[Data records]
%%

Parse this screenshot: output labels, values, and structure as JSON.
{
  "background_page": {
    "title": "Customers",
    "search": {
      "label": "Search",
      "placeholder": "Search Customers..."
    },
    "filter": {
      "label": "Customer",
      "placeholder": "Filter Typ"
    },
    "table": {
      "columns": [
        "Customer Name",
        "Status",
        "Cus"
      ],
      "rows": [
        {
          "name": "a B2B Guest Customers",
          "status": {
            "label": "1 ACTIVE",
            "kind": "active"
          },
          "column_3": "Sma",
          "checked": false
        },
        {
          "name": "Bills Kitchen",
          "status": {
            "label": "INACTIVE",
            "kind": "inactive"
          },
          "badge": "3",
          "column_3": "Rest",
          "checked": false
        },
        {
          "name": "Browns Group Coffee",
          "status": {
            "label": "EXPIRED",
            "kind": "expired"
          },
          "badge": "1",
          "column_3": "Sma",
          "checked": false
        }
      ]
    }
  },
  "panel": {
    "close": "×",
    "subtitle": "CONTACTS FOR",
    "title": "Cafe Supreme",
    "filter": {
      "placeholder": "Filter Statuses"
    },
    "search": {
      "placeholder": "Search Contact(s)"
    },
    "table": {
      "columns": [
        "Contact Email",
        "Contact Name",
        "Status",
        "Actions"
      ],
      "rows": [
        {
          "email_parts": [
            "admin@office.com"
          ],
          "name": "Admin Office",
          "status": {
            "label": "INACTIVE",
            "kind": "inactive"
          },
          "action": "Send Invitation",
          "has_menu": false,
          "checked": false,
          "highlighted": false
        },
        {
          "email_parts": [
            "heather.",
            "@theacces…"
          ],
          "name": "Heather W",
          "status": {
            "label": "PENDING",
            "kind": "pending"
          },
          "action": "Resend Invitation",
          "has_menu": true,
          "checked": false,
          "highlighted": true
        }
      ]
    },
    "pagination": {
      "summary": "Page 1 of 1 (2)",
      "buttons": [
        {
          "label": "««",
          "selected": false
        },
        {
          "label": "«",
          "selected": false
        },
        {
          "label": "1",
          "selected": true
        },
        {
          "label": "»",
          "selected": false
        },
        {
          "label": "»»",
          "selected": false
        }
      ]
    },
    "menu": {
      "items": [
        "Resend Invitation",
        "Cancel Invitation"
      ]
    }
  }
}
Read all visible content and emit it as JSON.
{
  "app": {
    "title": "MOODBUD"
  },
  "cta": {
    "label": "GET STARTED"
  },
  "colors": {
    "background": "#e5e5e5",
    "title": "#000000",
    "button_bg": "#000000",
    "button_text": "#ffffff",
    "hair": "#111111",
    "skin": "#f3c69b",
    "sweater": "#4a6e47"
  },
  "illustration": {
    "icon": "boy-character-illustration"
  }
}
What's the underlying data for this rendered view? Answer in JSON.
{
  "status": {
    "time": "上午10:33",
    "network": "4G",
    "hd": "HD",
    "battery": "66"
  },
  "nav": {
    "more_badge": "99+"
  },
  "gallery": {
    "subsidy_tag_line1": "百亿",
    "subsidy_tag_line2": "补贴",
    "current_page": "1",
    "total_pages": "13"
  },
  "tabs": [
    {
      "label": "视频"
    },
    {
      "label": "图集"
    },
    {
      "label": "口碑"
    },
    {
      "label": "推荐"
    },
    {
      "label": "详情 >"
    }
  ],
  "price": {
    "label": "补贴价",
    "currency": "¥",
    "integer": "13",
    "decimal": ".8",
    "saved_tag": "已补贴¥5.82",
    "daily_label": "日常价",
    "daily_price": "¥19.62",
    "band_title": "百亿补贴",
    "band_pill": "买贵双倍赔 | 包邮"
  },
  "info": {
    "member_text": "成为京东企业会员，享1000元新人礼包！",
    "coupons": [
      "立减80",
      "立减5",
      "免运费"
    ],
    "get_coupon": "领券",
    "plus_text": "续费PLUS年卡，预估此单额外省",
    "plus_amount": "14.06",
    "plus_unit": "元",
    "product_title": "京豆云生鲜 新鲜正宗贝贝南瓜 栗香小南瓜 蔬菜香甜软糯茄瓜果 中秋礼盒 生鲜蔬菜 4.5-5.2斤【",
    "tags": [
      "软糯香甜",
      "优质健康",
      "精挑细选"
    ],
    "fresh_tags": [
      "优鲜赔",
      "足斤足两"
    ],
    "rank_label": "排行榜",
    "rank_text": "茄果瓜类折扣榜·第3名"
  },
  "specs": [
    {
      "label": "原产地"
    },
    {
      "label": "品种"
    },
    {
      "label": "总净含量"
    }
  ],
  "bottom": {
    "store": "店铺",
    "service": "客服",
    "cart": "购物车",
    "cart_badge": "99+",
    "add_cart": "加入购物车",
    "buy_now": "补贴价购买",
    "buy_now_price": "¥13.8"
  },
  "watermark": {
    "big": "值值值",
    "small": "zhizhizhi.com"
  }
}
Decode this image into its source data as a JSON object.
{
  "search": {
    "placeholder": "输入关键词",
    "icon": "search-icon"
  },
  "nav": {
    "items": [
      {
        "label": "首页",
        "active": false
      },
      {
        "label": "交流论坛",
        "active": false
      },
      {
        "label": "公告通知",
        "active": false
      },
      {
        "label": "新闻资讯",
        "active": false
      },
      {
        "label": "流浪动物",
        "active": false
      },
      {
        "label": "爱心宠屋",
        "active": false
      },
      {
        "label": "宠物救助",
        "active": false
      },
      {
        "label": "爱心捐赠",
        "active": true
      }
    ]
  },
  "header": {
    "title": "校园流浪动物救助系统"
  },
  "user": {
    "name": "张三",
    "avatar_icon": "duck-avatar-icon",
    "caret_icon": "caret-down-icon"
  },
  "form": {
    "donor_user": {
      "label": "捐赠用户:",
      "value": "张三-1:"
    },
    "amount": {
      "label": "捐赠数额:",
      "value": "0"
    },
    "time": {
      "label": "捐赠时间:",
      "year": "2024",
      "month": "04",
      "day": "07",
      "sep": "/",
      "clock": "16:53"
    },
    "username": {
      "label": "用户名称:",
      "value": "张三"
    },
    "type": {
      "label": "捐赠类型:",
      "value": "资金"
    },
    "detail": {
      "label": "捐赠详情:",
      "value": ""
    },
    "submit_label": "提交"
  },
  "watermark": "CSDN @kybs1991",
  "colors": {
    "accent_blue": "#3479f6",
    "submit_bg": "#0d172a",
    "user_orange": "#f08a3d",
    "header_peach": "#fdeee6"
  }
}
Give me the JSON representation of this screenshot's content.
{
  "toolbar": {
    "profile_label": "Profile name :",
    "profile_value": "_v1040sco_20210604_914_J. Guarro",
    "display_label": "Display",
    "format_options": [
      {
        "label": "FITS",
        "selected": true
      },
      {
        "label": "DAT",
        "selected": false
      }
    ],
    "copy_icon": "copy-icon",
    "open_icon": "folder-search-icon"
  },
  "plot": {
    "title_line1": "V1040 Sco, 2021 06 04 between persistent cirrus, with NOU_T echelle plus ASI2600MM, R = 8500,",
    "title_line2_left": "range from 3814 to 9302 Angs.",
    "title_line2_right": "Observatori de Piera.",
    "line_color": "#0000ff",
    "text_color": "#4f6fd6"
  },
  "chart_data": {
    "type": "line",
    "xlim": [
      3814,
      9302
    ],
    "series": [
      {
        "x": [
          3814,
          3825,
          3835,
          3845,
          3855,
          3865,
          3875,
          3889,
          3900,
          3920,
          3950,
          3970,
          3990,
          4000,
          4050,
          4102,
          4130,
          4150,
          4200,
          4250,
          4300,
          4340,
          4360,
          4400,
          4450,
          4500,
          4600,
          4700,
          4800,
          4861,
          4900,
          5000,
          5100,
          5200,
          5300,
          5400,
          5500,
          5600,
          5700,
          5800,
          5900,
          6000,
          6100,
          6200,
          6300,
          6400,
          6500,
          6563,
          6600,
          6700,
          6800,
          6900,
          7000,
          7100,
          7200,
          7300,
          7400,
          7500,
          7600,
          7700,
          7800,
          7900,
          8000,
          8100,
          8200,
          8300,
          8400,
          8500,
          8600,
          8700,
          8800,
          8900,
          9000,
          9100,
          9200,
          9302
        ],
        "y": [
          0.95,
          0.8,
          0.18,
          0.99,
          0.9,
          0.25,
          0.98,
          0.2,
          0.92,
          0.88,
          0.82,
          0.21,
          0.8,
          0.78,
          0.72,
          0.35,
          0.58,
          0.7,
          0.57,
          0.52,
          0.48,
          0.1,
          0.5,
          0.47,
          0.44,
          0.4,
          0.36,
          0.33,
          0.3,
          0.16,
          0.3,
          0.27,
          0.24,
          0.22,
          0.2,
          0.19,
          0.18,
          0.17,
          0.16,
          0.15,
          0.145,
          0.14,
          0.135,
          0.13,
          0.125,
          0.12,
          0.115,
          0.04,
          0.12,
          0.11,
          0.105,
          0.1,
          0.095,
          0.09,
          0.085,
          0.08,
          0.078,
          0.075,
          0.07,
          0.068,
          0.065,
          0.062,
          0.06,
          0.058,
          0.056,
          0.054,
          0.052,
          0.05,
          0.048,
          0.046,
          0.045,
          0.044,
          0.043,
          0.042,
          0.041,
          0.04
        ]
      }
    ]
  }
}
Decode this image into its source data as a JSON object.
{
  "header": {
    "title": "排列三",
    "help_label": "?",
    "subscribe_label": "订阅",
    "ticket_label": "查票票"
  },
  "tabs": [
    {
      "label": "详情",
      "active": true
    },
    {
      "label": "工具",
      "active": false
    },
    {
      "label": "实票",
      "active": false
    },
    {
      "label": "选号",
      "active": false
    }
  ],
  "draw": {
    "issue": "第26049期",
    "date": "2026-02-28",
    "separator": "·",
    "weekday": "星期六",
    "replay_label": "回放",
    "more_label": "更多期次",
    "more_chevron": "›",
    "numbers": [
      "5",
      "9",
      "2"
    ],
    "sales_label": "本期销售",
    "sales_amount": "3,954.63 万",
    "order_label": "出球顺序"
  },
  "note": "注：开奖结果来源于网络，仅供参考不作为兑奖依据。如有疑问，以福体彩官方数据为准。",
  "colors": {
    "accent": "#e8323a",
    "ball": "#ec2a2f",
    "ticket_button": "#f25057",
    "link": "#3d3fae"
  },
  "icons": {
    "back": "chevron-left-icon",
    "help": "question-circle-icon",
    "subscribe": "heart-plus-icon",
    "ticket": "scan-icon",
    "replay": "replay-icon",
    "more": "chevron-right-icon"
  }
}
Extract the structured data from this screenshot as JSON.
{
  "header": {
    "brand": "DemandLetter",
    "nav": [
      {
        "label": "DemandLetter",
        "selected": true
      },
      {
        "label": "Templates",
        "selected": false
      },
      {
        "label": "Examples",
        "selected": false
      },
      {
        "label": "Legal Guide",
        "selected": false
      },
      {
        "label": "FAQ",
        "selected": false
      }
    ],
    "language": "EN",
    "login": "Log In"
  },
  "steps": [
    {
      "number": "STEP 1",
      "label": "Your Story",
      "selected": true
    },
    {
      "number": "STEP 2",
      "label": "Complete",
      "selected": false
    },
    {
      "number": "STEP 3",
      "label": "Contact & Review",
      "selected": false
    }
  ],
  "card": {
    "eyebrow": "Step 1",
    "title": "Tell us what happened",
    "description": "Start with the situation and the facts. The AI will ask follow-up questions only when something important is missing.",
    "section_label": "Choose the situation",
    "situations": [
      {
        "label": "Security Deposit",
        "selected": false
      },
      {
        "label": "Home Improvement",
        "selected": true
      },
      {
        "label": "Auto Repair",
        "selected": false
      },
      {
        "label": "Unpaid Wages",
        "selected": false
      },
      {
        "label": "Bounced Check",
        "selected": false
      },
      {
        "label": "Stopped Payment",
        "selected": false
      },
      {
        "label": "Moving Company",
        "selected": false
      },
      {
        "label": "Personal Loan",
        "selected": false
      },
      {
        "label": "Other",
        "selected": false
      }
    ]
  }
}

%%

## Work required
Locate the word "from" in the data above. Copy every line carrying it.

## Result of this exercise
    "title_line2_left": "range from 3814 to 9302 Angs.",
Extract the structured data from this screenshot as JSON.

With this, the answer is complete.